* begin ENTRIES PROVIDED *
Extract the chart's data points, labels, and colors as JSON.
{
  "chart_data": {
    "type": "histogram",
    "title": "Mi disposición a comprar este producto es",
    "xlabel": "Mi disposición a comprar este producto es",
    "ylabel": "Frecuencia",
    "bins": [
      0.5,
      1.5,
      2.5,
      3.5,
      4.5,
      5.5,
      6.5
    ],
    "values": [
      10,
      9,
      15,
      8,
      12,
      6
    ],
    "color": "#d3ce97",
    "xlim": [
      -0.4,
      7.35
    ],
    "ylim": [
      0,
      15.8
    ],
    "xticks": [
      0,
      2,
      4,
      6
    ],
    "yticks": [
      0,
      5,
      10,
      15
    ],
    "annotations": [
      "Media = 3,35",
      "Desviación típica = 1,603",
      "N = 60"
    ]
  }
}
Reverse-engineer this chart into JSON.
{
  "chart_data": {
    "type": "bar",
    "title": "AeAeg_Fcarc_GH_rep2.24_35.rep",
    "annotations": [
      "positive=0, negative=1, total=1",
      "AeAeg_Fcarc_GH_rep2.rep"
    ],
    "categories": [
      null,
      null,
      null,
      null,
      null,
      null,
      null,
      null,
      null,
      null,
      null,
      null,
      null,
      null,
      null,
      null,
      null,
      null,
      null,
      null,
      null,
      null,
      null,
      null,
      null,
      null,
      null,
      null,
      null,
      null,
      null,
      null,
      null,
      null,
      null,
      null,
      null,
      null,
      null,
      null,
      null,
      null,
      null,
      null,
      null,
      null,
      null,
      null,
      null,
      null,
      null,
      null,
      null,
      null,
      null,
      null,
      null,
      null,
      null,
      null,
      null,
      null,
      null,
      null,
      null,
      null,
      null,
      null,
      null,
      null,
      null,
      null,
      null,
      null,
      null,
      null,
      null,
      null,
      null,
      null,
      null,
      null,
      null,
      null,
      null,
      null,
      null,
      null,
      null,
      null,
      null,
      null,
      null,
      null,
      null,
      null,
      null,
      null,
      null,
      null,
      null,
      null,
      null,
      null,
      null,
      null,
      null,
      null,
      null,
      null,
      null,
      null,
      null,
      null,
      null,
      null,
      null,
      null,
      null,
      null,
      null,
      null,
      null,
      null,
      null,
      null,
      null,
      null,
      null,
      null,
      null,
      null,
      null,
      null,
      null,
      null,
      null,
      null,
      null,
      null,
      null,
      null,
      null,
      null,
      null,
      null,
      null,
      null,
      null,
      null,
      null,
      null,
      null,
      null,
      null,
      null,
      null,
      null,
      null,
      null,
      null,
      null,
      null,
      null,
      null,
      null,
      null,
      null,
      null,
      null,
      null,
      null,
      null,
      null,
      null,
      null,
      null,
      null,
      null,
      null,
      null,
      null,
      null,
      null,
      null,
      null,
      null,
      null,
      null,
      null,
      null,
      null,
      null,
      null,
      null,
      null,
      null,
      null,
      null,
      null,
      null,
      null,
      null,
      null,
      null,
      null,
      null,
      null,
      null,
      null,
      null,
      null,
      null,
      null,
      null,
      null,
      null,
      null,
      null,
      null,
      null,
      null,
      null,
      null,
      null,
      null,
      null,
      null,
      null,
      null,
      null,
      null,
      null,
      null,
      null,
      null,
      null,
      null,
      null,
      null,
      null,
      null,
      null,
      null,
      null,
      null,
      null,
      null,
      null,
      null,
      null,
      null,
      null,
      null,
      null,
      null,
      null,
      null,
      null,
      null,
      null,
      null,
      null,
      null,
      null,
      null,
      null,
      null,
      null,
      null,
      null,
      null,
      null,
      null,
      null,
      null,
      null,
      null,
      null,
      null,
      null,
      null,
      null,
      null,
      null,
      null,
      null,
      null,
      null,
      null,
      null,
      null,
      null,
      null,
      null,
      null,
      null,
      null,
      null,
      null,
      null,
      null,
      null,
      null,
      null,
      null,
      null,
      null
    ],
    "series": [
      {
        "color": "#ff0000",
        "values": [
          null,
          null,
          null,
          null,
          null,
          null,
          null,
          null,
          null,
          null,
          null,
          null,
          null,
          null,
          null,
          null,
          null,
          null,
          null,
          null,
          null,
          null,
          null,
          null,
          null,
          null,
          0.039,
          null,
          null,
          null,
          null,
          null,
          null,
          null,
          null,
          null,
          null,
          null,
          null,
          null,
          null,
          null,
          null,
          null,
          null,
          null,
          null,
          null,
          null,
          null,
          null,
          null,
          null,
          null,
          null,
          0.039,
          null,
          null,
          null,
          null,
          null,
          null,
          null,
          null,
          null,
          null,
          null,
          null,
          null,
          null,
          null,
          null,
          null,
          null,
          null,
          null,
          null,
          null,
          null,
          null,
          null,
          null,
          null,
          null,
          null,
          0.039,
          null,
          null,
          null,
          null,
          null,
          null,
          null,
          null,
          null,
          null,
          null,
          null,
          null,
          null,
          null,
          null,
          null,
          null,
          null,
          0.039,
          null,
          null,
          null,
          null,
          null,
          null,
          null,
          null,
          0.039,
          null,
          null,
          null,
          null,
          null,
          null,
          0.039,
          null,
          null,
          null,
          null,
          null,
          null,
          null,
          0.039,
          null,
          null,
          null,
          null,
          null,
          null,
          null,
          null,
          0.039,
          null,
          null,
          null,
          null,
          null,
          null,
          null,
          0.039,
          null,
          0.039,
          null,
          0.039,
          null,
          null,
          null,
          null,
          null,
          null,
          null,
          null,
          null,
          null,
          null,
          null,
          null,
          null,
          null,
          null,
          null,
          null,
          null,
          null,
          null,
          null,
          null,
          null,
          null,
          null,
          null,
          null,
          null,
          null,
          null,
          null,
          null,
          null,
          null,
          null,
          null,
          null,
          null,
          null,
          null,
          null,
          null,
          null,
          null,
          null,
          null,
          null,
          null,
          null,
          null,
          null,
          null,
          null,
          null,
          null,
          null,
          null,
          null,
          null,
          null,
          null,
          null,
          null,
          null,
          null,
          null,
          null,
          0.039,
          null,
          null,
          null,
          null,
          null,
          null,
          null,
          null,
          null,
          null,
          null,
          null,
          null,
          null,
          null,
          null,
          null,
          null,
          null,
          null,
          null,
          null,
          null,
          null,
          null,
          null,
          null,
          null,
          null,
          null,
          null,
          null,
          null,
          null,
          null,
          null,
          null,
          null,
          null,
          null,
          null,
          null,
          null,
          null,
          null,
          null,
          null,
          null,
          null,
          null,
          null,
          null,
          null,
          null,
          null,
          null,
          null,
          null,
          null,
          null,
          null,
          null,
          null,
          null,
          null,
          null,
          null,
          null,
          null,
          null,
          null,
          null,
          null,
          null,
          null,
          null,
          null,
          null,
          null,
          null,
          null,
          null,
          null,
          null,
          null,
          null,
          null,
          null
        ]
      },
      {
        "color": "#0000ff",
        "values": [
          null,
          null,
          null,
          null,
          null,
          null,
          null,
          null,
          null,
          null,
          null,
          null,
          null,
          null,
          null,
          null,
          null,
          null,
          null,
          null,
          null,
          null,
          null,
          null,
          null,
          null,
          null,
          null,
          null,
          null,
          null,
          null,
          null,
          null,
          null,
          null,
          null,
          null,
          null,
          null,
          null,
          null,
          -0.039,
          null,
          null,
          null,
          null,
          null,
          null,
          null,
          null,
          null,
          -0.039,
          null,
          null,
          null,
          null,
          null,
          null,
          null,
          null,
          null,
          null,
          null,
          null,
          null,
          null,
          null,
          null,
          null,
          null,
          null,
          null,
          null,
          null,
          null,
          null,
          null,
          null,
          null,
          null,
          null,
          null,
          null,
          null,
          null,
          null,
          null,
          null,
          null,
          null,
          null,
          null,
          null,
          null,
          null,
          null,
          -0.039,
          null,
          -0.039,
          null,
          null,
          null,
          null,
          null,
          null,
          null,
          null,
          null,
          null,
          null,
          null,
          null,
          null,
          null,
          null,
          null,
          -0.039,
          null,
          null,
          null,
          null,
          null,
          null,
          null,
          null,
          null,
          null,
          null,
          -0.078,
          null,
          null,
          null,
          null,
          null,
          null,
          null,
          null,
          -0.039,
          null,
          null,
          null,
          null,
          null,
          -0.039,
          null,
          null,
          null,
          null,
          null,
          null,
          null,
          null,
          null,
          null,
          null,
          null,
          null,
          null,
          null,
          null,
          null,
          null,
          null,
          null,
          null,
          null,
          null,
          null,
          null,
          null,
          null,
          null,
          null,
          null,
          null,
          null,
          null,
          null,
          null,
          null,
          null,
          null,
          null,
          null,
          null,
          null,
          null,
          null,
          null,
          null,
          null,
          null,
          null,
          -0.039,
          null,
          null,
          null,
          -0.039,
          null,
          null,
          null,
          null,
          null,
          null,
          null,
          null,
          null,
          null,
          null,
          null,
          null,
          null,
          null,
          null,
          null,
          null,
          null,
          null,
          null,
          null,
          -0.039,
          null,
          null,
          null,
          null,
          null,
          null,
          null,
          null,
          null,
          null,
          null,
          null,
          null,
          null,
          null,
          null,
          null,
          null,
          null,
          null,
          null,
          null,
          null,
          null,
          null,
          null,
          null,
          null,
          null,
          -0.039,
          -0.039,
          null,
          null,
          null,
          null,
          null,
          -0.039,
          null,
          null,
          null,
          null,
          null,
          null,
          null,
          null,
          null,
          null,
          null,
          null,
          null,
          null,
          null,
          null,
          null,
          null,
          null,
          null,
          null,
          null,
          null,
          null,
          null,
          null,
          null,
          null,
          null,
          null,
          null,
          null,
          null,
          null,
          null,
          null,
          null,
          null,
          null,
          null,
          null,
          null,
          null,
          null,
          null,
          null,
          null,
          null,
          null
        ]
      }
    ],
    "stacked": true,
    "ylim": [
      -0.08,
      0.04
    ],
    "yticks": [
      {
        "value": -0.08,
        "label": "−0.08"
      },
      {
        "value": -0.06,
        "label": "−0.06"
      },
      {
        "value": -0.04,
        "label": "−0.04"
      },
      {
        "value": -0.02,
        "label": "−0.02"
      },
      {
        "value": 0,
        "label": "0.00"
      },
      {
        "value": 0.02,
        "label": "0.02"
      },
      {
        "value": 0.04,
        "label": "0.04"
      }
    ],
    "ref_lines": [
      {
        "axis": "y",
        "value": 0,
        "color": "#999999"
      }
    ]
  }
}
* end ENTRIES PROVIDED *
## THE REQUEST
Every line of the listing that holds "JSON" should be found and copied.

## EXPECTED OUTPUT
Extract the chart's data points, labels, and colors as JSON.
Reverse-engineer this chart into JSON.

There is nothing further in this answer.